Dataset records >>
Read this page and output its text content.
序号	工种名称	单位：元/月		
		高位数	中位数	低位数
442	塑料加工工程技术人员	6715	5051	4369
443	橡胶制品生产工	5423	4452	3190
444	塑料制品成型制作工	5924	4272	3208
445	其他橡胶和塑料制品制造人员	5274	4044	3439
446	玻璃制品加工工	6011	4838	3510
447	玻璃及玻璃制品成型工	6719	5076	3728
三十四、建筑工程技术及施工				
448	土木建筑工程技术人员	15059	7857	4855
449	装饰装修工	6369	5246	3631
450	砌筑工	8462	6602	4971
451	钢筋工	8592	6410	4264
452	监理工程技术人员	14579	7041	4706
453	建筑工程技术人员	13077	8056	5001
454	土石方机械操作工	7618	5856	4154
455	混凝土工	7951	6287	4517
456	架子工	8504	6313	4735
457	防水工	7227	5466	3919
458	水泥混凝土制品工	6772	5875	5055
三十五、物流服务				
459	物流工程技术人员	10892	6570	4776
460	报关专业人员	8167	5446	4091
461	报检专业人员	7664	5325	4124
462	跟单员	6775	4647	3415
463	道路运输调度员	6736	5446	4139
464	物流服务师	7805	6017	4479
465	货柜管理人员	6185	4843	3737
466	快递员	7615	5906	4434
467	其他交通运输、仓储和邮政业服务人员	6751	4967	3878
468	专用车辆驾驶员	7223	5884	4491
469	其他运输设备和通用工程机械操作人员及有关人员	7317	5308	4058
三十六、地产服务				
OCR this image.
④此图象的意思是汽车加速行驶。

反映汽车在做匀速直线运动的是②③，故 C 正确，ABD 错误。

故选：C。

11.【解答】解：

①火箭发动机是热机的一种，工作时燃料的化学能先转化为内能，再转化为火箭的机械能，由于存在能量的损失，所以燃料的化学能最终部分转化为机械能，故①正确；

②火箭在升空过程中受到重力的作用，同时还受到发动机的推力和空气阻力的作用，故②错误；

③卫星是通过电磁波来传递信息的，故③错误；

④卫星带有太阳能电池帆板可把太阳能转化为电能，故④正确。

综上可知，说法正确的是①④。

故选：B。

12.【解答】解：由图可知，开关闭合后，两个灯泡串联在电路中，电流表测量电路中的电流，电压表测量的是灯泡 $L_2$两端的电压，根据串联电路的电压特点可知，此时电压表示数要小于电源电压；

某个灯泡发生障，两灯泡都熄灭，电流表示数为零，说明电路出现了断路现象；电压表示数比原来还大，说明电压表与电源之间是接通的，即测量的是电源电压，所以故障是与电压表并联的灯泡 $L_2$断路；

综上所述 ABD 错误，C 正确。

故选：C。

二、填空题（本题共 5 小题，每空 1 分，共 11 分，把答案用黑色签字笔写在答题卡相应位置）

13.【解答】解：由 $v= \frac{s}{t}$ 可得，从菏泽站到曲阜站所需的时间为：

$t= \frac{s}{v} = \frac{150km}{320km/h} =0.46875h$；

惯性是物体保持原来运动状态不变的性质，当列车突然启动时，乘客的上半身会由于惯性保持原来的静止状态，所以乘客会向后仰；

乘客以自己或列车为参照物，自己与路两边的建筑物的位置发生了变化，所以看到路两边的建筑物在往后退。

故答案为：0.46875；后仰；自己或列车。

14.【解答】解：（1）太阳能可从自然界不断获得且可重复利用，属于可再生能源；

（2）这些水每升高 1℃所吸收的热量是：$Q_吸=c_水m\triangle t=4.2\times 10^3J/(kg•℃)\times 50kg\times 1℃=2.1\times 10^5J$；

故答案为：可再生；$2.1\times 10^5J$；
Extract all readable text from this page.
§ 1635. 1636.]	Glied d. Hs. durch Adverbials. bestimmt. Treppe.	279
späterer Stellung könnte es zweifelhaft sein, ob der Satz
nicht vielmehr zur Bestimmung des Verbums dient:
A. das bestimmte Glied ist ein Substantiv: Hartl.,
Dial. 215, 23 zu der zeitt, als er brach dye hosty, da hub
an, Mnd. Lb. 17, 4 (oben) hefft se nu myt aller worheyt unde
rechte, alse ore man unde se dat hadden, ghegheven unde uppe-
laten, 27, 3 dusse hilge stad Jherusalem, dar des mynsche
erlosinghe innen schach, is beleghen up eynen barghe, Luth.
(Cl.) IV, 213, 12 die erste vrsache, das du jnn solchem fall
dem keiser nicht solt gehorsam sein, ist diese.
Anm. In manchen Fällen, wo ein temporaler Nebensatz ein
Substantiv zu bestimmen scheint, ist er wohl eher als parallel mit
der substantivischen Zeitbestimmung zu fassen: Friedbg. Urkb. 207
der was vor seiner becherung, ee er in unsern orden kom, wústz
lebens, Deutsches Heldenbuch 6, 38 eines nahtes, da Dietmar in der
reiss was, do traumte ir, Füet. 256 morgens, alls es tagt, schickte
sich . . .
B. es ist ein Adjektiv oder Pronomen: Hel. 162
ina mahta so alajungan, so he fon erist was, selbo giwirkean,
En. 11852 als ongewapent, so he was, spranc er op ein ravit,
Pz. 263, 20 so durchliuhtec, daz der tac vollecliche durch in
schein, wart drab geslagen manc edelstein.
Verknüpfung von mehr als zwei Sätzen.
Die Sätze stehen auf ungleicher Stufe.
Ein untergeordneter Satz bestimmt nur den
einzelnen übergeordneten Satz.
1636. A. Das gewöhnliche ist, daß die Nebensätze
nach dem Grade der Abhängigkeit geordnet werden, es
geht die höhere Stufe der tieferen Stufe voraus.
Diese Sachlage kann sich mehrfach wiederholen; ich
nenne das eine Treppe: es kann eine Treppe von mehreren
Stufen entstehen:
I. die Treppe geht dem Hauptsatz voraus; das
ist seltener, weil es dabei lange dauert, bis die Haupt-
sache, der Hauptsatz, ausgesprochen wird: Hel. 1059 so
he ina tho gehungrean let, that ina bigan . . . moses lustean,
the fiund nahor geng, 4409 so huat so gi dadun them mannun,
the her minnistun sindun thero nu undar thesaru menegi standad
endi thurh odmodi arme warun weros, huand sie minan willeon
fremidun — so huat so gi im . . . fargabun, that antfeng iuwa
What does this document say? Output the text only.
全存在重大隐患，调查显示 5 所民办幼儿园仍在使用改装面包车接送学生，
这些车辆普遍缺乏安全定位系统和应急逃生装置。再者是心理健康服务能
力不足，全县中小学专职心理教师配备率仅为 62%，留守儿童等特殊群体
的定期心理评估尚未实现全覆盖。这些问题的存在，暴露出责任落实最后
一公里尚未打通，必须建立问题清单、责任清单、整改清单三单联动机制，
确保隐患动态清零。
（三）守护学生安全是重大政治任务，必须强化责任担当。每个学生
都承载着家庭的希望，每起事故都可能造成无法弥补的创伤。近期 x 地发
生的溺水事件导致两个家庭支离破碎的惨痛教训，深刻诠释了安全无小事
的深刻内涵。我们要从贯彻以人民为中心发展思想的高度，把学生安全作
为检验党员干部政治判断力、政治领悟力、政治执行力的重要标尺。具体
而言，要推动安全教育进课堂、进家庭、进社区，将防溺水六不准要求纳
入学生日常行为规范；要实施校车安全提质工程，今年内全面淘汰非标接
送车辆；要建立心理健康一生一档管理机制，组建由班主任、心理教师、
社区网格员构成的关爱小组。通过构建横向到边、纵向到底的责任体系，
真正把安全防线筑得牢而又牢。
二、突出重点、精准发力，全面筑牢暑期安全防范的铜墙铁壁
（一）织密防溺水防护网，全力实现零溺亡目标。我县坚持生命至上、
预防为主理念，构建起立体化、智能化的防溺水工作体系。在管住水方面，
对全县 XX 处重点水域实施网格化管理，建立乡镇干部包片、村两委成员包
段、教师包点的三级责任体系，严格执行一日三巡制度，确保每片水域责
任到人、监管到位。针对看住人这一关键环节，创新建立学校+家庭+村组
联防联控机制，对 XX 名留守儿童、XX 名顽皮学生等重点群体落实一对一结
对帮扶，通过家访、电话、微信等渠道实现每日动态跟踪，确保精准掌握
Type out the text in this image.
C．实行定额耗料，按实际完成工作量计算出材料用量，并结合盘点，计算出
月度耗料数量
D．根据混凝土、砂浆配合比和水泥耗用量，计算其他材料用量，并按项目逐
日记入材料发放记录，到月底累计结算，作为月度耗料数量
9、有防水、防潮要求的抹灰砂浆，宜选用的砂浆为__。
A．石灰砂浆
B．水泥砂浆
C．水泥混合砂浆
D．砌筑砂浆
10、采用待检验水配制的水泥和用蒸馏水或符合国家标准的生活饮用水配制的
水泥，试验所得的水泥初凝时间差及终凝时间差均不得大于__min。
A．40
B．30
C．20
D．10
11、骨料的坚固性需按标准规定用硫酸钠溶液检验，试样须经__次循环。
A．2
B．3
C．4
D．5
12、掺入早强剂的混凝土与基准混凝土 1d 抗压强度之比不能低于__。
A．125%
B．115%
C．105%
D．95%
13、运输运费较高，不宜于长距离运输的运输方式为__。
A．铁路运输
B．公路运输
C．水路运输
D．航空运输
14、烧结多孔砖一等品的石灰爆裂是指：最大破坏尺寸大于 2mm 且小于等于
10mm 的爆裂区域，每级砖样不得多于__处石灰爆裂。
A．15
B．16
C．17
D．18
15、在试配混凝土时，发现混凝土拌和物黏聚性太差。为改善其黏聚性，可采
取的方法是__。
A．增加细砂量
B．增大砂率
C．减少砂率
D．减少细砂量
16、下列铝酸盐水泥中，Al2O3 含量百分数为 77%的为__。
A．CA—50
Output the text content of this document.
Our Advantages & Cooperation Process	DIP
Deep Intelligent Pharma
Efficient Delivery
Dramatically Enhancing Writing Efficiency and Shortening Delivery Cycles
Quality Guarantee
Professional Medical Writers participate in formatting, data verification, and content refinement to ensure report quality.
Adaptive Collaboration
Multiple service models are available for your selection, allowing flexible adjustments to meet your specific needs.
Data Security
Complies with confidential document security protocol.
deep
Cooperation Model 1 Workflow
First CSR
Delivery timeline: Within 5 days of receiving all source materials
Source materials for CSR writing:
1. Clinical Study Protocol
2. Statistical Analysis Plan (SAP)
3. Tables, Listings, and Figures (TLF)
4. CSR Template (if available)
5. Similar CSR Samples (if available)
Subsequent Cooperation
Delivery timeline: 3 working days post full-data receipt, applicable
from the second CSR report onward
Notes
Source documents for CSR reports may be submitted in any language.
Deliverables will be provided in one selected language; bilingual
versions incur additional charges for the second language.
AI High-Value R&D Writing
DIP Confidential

EXERCISE BRIEF >> Which lines contain "that"? Copy each of them.

WRITTEN RESPONSE >>
he ina tho gehungrean let, that ina bigan . . . moses lustean,
fremidun — so huat so gi im . . . fargabun, that antfeng iuwa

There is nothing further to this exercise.